Exercise task:
For every line in the records that has the word "fuel", make a copy.

Dataset:

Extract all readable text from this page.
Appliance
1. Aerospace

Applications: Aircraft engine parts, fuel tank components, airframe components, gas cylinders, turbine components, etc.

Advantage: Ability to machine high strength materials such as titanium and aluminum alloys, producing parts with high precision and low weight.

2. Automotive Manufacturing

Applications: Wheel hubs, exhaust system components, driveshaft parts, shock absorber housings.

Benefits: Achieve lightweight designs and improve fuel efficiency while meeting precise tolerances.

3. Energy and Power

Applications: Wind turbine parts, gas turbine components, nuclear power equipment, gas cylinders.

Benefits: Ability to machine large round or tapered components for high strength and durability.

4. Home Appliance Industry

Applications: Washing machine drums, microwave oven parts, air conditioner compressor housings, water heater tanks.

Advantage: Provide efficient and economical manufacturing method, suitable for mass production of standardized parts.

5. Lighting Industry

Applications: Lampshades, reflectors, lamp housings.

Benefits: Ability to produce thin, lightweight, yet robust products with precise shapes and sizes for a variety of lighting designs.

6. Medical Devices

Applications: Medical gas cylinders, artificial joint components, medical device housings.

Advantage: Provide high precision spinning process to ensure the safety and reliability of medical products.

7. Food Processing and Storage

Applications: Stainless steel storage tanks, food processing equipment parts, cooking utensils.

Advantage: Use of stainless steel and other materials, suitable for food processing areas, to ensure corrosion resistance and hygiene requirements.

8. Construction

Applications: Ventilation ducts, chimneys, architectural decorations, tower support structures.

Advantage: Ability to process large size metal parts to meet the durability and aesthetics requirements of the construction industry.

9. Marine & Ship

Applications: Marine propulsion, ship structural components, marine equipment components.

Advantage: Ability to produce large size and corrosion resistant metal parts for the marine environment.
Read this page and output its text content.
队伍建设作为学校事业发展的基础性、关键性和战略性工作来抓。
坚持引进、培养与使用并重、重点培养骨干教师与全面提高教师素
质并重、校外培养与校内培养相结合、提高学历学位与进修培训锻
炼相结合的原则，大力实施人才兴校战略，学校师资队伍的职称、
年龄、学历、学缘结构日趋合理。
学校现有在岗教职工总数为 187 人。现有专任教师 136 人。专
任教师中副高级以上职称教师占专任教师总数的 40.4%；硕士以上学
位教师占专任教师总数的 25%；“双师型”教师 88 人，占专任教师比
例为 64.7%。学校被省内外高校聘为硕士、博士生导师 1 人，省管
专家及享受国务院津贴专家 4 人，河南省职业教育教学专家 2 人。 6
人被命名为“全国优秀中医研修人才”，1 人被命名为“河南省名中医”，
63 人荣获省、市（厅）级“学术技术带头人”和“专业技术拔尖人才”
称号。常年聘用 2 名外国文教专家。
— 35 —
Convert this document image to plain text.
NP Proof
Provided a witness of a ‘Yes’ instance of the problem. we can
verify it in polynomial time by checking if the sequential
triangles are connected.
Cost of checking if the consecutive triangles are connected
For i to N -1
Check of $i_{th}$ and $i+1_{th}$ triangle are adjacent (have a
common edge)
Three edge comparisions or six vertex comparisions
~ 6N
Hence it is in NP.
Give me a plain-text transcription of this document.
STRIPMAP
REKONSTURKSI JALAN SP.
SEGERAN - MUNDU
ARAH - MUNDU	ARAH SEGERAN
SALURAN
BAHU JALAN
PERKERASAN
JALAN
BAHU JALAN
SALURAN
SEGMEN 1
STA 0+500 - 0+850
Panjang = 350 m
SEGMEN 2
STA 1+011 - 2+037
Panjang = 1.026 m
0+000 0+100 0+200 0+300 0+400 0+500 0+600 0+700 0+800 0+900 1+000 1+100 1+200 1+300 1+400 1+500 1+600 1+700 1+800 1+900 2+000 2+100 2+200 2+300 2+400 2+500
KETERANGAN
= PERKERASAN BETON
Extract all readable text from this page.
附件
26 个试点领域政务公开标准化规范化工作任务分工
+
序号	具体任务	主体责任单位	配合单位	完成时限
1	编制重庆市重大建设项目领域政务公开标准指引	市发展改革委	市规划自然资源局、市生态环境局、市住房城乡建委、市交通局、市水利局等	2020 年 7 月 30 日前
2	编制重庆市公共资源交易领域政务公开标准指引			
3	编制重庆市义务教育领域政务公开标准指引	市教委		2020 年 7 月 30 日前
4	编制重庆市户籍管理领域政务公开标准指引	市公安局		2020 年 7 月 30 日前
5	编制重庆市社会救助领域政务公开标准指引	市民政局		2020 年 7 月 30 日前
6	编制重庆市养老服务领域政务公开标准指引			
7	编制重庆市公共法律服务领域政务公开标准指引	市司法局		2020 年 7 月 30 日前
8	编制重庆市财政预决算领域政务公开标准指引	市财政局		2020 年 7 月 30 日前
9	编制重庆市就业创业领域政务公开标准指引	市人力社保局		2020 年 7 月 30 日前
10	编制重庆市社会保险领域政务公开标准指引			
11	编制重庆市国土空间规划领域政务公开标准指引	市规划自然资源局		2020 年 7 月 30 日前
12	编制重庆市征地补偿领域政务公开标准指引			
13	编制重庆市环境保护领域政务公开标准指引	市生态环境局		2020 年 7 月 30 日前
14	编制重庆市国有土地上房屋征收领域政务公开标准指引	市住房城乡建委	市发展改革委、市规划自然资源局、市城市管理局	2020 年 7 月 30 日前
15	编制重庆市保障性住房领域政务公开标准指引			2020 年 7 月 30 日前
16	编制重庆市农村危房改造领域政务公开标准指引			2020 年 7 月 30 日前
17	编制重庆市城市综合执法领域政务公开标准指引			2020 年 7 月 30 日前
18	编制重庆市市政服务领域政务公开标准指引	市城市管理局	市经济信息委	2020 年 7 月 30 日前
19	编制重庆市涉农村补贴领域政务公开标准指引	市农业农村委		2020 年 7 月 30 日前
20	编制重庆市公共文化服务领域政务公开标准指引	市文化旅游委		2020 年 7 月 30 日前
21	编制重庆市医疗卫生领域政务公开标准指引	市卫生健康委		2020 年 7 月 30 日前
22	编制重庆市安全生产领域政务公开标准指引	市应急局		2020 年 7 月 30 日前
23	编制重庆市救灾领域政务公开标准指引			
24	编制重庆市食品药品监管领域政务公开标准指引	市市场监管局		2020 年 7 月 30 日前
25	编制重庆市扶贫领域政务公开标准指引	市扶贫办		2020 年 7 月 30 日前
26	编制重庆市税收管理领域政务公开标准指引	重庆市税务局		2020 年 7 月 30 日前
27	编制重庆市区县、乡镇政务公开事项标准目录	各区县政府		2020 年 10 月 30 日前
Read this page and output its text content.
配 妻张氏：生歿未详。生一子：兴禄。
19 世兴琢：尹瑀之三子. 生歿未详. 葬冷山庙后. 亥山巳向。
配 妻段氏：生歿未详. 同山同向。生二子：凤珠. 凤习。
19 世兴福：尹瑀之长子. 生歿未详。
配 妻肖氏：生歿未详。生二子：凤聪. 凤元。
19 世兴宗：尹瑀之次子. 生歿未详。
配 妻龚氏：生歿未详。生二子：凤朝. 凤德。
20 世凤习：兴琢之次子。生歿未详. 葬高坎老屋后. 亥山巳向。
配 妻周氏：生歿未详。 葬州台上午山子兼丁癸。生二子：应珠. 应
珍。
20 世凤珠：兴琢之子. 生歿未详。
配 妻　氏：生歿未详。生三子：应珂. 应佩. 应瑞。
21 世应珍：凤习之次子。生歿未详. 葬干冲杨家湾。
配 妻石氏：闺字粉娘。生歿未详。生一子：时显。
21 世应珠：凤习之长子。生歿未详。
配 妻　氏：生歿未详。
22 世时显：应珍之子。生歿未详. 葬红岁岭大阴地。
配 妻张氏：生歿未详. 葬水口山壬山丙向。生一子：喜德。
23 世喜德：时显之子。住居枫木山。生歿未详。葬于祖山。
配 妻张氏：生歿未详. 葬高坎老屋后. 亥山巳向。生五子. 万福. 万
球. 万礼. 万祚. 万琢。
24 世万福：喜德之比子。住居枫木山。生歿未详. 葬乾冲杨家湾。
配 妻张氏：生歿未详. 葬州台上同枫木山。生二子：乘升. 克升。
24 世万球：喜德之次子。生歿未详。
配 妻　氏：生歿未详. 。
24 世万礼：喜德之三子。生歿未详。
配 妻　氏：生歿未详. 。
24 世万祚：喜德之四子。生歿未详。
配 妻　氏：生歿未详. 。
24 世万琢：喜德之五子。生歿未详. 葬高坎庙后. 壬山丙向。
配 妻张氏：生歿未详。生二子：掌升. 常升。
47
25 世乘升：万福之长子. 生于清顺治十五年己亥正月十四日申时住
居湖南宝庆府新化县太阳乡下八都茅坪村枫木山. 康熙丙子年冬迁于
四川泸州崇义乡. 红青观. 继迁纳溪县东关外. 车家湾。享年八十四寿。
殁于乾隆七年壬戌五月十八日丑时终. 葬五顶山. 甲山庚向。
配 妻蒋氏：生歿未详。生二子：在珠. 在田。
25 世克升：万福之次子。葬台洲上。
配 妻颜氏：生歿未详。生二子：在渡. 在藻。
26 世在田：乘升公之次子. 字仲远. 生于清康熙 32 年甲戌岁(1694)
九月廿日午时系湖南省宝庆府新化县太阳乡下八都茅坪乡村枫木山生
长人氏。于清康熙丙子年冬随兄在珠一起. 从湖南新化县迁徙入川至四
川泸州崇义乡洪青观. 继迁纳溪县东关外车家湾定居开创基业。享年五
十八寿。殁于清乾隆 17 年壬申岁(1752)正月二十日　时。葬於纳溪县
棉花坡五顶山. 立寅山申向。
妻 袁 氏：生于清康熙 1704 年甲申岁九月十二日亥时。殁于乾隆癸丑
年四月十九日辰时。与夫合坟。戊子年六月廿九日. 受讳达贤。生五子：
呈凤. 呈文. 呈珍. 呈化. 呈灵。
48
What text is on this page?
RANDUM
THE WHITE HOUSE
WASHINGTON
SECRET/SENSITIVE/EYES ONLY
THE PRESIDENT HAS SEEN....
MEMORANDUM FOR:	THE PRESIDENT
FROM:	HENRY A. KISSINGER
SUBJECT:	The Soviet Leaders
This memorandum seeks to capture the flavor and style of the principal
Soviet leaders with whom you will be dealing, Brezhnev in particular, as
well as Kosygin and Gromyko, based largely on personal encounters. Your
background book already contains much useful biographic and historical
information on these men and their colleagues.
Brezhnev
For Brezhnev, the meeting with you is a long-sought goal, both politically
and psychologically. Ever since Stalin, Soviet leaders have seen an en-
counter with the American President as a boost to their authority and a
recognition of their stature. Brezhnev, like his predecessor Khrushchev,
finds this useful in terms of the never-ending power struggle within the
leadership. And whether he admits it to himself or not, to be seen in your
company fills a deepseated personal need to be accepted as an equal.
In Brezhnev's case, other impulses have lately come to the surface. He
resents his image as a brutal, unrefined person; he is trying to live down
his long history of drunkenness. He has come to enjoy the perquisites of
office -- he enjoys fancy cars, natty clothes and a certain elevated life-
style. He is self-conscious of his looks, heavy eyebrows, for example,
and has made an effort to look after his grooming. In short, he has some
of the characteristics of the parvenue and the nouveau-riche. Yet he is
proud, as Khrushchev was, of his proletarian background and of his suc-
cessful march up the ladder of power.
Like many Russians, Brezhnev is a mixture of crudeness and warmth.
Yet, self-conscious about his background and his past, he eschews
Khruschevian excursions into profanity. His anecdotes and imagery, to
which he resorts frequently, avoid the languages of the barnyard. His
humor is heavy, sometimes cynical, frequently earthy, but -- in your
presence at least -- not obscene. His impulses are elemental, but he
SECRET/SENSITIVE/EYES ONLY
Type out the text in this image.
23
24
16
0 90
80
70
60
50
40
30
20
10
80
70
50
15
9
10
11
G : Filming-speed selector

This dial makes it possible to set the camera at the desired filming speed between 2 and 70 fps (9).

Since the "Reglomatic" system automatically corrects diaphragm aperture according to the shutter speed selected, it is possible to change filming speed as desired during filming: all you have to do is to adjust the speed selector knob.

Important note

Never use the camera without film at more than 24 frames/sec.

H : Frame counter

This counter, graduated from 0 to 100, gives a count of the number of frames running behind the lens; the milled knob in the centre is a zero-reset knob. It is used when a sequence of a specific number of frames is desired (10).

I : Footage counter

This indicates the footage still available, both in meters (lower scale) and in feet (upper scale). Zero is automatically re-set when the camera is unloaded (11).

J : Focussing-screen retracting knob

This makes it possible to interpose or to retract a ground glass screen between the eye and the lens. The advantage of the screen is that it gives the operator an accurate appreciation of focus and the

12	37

Result:
Applications: Aircraft engine parts, fuel tank components, airframe components, gas cylinders, turbine components, etc.
Benefits: Achieve lightweight designs and improve fuel efficiency while meeting precise tolerances.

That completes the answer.